- OBJECTIVE -
Report every line from the material that contains the word "research".

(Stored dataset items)
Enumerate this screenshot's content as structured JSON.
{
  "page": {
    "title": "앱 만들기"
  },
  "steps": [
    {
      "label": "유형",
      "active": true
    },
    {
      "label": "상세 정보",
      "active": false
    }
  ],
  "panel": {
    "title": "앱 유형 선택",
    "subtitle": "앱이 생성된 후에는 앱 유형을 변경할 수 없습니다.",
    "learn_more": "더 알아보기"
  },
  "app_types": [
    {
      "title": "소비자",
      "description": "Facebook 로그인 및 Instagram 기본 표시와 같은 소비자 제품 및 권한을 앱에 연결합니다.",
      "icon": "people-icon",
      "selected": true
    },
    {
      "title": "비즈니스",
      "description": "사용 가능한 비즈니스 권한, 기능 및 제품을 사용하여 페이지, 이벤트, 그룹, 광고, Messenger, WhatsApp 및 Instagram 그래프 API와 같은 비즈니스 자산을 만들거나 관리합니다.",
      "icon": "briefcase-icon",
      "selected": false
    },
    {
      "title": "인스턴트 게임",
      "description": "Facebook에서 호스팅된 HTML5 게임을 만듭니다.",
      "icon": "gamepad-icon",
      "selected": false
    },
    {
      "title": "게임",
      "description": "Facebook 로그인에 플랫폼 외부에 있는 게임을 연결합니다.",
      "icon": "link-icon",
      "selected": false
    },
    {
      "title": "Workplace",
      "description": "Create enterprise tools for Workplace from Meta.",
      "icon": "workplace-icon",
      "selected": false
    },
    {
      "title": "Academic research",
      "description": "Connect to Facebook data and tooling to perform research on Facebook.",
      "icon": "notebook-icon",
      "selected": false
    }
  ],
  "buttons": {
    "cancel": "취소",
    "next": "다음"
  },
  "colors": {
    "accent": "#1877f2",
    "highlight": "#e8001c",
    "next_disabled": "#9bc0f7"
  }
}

- REPLY -
      "title": "Academic research",
      "description": "Connect to Facebook data and tooling to perform research on Facebook.",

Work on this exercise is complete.